Items stored from a collection:
====

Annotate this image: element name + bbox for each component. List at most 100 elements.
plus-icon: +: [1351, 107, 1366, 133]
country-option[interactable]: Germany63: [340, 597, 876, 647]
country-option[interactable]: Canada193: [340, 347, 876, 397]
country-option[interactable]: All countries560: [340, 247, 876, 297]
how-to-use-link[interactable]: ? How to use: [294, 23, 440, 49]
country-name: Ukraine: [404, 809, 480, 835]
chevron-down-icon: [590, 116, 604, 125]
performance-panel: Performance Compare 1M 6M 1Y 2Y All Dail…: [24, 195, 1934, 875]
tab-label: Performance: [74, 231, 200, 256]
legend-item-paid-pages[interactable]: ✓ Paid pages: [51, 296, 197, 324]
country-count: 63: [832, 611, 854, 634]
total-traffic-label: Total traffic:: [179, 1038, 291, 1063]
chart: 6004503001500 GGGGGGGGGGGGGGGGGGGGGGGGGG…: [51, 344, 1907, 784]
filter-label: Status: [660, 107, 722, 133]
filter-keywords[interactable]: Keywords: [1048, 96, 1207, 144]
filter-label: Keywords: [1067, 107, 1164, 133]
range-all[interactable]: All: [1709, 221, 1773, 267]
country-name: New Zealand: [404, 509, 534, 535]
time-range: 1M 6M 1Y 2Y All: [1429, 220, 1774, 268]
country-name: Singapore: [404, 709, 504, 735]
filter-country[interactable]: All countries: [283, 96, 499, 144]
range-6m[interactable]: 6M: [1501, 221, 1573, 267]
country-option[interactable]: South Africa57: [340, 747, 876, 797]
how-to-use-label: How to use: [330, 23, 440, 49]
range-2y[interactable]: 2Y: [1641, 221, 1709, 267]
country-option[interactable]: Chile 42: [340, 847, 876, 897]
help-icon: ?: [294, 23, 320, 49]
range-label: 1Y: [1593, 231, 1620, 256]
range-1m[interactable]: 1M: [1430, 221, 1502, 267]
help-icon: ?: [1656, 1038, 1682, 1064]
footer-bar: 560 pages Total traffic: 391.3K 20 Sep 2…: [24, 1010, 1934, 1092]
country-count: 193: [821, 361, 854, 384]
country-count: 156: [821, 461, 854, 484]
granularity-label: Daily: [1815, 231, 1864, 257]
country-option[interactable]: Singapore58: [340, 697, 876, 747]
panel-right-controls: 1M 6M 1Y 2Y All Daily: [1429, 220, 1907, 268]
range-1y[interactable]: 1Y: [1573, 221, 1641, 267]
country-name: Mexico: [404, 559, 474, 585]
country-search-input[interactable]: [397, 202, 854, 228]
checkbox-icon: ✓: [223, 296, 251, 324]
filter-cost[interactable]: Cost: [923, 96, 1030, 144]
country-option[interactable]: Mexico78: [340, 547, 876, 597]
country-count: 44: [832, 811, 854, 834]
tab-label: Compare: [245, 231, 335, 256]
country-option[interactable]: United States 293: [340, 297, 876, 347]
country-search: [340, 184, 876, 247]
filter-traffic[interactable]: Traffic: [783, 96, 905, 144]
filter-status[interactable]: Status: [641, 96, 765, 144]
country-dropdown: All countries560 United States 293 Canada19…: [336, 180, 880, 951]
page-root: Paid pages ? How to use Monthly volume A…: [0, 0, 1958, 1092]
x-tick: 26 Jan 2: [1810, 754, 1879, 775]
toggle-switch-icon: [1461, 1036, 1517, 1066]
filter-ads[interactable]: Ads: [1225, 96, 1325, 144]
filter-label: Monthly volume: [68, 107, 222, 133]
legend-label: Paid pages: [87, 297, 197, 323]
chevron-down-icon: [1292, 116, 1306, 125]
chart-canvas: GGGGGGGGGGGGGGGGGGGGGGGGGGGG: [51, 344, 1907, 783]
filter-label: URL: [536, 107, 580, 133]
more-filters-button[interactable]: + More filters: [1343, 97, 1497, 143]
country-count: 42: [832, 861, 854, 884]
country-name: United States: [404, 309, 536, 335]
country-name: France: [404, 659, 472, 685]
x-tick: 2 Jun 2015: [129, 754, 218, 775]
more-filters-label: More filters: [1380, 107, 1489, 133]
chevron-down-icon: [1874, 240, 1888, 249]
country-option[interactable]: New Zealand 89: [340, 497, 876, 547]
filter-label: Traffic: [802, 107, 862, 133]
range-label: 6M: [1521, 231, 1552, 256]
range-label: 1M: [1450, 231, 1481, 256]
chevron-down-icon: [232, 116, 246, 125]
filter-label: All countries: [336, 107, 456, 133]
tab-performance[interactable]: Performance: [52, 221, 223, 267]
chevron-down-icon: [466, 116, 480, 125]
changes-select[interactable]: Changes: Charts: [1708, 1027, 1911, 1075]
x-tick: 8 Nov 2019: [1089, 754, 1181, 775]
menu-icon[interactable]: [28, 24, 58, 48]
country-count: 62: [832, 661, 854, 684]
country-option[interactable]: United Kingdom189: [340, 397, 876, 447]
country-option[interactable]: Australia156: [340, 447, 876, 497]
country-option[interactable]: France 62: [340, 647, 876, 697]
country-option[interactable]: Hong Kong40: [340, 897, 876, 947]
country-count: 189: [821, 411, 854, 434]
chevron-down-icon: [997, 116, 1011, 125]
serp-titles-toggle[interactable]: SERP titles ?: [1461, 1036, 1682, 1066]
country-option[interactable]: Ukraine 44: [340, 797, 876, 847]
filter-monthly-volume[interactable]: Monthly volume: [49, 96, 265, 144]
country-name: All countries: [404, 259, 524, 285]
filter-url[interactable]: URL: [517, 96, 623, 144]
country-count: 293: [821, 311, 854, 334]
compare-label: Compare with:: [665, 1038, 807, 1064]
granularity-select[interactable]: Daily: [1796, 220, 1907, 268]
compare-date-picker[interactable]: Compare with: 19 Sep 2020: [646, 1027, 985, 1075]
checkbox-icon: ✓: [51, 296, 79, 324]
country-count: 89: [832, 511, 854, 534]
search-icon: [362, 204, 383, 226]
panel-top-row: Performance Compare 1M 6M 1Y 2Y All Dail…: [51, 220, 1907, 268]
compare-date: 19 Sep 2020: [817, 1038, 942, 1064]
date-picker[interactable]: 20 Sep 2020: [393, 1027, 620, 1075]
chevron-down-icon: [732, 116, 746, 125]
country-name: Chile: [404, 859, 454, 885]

====

- Challenge -
Copy out again the lines from the first row above through the line that contains "country-option[interactable]: Canada193: [340, 347, 876, 397]", including both, without changing a single character.

- Answer for the task -
Annotate this image: element name + bbox for each component. List at most 100 elements.
plus-icon: +: [1351, 107, 1366, 133]
country-option[interactable]: Germany63: [340, 597, 876, 647]
country-option[interactable]: Canada193: [340, 347, 876, 397]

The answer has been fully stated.